:: Exercise inputs
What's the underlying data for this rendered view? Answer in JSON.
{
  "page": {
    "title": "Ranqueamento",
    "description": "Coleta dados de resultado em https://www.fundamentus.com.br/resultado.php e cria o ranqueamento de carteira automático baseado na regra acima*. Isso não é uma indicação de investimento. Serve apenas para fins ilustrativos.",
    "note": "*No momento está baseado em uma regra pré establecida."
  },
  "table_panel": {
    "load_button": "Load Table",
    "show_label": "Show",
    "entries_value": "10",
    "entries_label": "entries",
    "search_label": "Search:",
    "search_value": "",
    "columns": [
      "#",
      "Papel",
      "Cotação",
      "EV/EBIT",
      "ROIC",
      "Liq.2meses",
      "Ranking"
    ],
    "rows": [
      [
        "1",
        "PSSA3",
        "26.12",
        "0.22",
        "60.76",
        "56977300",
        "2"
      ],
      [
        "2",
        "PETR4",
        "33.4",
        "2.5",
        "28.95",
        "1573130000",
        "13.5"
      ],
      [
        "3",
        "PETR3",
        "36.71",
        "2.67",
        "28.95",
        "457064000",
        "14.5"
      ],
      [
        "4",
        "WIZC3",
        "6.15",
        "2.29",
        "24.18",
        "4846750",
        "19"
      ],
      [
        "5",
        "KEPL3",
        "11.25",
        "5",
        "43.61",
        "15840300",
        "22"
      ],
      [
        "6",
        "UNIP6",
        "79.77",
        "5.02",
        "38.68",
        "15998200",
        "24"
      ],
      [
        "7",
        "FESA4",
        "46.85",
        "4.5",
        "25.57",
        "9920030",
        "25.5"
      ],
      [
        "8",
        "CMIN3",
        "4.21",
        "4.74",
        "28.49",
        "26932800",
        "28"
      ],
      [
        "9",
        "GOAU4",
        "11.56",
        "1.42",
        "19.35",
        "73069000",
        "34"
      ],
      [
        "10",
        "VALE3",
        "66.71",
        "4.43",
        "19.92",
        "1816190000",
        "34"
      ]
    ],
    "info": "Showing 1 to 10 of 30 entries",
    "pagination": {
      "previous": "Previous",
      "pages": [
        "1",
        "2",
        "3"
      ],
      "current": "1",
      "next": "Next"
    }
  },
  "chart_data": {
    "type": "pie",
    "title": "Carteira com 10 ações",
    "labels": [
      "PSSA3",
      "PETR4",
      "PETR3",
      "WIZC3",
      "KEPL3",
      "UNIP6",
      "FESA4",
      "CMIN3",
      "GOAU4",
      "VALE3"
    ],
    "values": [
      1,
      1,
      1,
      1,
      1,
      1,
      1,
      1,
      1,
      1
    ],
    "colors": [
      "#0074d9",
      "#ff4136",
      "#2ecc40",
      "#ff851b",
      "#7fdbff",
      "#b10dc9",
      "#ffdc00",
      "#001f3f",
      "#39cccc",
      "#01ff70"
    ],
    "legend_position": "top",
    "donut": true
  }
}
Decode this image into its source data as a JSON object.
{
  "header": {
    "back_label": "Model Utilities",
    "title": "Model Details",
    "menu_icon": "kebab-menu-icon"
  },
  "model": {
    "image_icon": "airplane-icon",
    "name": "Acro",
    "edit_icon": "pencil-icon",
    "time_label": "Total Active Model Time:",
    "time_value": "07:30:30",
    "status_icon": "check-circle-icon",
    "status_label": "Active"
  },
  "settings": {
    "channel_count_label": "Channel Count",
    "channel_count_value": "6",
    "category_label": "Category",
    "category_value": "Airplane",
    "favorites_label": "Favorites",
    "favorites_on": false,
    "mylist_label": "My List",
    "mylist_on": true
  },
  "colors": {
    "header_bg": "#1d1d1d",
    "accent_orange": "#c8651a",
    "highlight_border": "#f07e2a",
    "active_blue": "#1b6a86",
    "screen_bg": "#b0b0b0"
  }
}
::::
(Short problem):
Find each line in the records holding the string "JSON" and show it.

(Task solution):
What's the underlying data for this rendered view? Answer in JSON.
Decode this image into its source data as a JSON object.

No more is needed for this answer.